━━━ Provided records
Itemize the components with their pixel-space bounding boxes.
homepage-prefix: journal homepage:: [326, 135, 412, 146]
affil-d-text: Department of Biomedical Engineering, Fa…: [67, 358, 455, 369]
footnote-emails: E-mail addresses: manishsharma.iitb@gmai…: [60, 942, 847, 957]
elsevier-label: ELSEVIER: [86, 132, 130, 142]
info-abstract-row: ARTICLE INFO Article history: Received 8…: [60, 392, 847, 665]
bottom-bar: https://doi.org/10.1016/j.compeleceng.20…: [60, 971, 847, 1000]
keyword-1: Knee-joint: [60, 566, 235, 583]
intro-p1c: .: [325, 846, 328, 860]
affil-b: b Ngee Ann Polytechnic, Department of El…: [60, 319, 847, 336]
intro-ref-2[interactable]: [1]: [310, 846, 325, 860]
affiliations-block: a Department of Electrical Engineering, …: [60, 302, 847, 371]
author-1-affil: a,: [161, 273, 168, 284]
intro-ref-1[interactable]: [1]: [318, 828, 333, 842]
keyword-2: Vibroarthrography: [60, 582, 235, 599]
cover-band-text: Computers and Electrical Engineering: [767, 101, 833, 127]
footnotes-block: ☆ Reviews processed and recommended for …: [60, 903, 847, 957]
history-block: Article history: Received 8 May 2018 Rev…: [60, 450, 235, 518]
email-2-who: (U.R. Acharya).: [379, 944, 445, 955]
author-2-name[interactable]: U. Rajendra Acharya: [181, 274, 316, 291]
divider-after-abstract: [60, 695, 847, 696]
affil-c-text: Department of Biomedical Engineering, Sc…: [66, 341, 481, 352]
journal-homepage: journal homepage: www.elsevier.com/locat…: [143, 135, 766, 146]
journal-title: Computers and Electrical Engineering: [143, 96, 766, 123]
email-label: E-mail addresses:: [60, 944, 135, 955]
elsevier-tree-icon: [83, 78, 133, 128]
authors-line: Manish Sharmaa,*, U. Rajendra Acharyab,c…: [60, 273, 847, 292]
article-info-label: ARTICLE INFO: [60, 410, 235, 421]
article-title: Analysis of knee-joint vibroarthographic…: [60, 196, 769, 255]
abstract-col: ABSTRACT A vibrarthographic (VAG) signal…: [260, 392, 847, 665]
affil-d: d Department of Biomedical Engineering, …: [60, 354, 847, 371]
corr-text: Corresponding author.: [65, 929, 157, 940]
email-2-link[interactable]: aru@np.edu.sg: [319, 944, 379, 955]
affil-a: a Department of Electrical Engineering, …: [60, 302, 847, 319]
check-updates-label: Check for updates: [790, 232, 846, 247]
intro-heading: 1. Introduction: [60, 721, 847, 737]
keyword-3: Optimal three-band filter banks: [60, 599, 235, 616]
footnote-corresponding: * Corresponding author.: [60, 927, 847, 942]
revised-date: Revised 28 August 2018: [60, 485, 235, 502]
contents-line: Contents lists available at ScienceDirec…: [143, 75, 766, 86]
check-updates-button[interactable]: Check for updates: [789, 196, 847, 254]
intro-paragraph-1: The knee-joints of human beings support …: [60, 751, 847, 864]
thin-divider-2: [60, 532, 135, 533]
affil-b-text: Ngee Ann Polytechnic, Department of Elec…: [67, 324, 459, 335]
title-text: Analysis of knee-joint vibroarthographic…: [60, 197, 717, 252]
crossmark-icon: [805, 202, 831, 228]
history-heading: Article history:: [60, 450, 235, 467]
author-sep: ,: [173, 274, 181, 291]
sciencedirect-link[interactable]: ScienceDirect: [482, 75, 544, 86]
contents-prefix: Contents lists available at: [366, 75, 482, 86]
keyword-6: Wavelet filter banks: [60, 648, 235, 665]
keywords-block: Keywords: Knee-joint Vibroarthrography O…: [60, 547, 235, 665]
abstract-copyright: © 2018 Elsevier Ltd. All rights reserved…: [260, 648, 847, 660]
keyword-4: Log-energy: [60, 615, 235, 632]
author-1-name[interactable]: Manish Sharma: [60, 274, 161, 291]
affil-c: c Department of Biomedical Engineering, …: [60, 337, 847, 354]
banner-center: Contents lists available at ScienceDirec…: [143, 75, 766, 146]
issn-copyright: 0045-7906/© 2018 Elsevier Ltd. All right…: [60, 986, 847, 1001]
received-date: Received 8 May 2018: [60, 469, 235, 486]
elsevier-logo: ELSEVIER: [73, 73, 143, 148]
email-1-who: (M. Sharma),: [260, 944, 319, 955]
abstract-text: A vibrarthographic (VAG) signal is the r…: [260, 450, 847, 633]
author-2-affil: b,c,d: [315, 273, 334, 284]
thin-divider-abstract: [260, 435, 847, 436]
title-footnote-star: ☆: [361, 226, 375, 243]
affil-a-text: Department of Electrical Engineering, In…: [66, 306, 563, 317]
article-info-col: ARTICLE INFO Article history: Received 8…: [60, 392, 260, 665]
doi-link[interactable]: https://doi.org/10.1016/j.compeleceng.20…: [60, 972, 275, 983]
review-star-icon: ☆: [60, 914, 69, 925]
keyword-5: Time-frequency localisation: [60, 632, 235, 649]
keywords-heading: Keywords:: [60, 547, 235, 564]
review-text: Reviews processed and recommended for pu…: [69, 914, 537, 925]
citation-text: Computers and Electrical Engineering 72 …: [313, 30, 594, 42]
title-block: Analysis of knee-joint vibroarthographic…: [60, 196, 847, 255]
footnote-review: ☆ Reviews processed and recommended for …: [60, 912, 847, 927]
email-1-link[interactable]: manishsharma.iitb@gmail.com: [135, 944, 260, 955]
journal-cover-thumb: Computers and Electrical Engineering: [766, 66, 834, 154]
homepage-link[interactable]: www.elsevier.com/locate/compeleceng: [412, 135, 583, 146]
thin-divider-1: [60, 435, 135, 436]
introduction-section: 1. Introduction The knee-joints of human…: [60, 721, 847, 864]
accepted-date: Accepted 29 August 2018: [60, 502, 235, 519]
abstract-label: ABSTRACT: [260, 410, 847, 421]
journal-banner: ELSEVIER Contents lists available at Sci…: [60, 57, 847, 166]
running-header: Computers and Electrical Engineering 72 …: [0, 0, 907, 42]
━━━━━━
# Set problem
Can you repeat all of the items with every "Department of Biomedical Engineering" changed to "Department of Bioengineering" and everything else left as it is?

# Written answer
Itemize the components with their pixel-space bounding boxes.
homepage-prefix: journal homepage:: [326, 135, 412, 146]
affil-d-text: Department of Bioengineering, Fa…: [67, 358, 455, 369]
footnote-emails: E-mail addresses: manishsharma.iitb@gmai…: [60, 942, 847, 957]
elsevier-label: ELSEVIER: [86, 132, 130, 142]
info-abstract-row: ARTICLE INFO Article history: Received 8…: [60, 392, 847, 665]
bottom-bar: https://doi.org/10.1016/j.compeleceng.20…: [60, 971, 847, 1000]
keyword-1: Knee-joint: [60, 566, 235, 583]
intro-p1c: .: [325, 846, 328, 860]
affil-b: b Ngee Ann Polytechnic, Department of El…: [60, 319, 847, 336]
intro-ref-2[interactable]: [1]: [310, 846, 325, 860]
affiliations-block: a Department of Electrical Engineering, …: [60, 302, 847, 371]
author-1-affil: a,: [161, 273, 168, 284]
intro-ref-1[interactable]: [1]: [318, 828, 333, 842]
keyword-2: Vibroarthrography: [60, 582, 235, 599]
cover-band-text: Computers and Electrical Engineering: [767, 101, 833, 127]
footnotes-block: ☆ Reviews processed and recommended for …: [60, 903, 847, 957]
history-block: Article history: Received 8 May 2018 Rev…: [60, 450, 235, 518]
email-2-who: (U.R. Acharya).: [379, 944, 445, 955]
author-2-name[interactable]: U. Rajendra Acharya: [181, 274, 316, 291]
divider-after-abstract: [60, 695, 847, 696]
affil-c-text: Department of Bioengineering, Sc…: [66, 341, 481, 352]
journal-homepage: journal homepage: www.elsevier.com/locat…: [143, 135, 766, 146]
journal-title: Computers and Electrical Engineering: [143, 96, 766, 123]
email-label: E-mail addresses:: [60, 944, 135, 955]
elsevier-tree-icon: [83, 78, 133, 128]
authors-line: Manish Sharmaa,*, U. Rajendra Acharyab,c…: [60, 273, 847, 292]
article-info-label: ARTICLE INFO: [60, 410, 235, 421]
article-title: Analysis of knee-joint vibroarthographic…: [60, 196, 769, 255]
abstract-col: ABSTRACT A vibrarthographic (VAG) signal…: [260, 392, 847, 665]
affil-d: d Department of Bioengineering, …: [60, 354, 847, 371]
corr-text: Corresponding author.: [65, 929, 157, 940]
email-2-link[interactable]: aru@np.edu.sg: [319, 944, 379, 955]
affil-a: a Department of Electrical Engineering, …: [60, 302, 847, 319]
check-updates-label: Check for updates: [790, 232, 846, 247]
intro-heading: 1. Introduction: [60, 721, 847, 737]
keyword-3: Optimal three-band filter banks: [60, 599, 235, 616]
footnote-corresponding: * Corresponding author.: [60, 927, 847, 942]
revised-date: Revised 28 August 2018: [60, 485, 235, 502]
contents-line: Contents lists available at ScienceDirec…: [143, 75, 766, 86]
check-updates-button[interactable]: Check for updates: [789, 196, 847, 254]
intro-paragraph-1: The knee-joints of human beings support …: [60, 751, 847, 864]
thin-divider-2: [60, 532, 135, 533]
affil-b-text: Ngee Ann Polytechnic, Department of Elec…: [67, 324, 459, 335]
title-text: Analysis of knee-joint vibroarthographic…: [60, 197, 717, 252]
crossmark-icon: [805, 202, 831, 228]
history-heading: Article history:: [60, 450, 235, 467]
author-sep: ,: [173, 274, 181, 291]
sciencedirect-link[interactable]: ScienceDirect: [482, 75, 544, 86]
contents-prefix: Contents lists available at: [366, 75, 482, 86]
keyword-6: Wavelet filter banks: [60, 648, 235, 665]
keywords-block: Keywords: Knee-joint Vibroarthrography O…: [60, 547, 235, 665]
abstract-copyright: © 2018 Elsevier Ltd. All rights reserved…: [260, 648, 847, 660]
keyword-4: Log-energy: [60, 615, 235, 632]
author-1-name[interactable]: Manish Sharma: [60, 274, 161, 291]
affil-c: c Department of Bioengineering, …: [60, 337, 847, 354]
banner-center: Contents lists available at ScienceDirec…: [143, 75, 766, 146]
issn-copyright: 0045-7906/© 2018 Elsevier Ltd. All right…: [60, 986, 847, 1001]
received-date: Received 8 May 2018: [60, 469, 235, 486]
elsevier-logo: ELSEVIER: [73, 73, 143, 148]
email-1-who: (M. Sharma),: [260, 944, 319, 955]
abstract-text: A vibrarthographic (VAG) signal is the r…: [260, 450, 847, 633]
author-2-affil: b,c,d: [315, 273, 334, 284]
thin-divider-abstract: [260, 435, 847, 436]
title-footnote-star: ☆: [361, 226, 375, 243]
affil-a-text: Department of Electrical Engineering, In…: [66, 306, 563, 317]
article-info-col: ARTICLE INFO Article history: Received 8…: [60, 392, 260, 665]
doi-link[interactable]: https://doi.org/10.1016/j.compeleceng.20…: [60, 972, 275, 983]
review-star-icon: ☆: [60, 914, 69, 925]
keyword-5: Time-frequency localisation: [60, 632, 235, 649]
keywords-heading: Keywords:: [60, 547, 235, 564]
review-text: Reviews processed and recommended for pu…: [69, 914, 537, 925]
citation-text: Computers and Electrical Engineering 72 …: [313, 30, 594, 42]
title-block: Analysis of knee-joint vibroarthographic…: [60, 196, 847, 255]
footnote-review: ☆ Reviews processed and recommended for …: [60, 912, 847, 927]
email-1-link[interactable]: manishsharma.iitb@gmail.com: [135, 944, 260, 955]
journal-cover-thumb: Computers and Electrical Engineering: [766, 66, 834, 154]
homepage-link[interactable]: www.elsevier.com/locate/compeleceng: [412, 135, 583, 146]
thin-divider-1: [60, 435, 135, 436]
introduction-section: 1. Introduction The knee-joints of human…: [60, 721, 847, 864]
accepted-date: Accepted 29 August 2018: [60, 502, 235, 519]
abstract-label: ABSTRACT: [260, 410, 847, 421]
journal-banner: ELSEVIER Contents lists available at Sci…: [60, 57, 847, 166]
running-header: Computers and Electrical Engineering 72 …: [0, 0, 907, 42]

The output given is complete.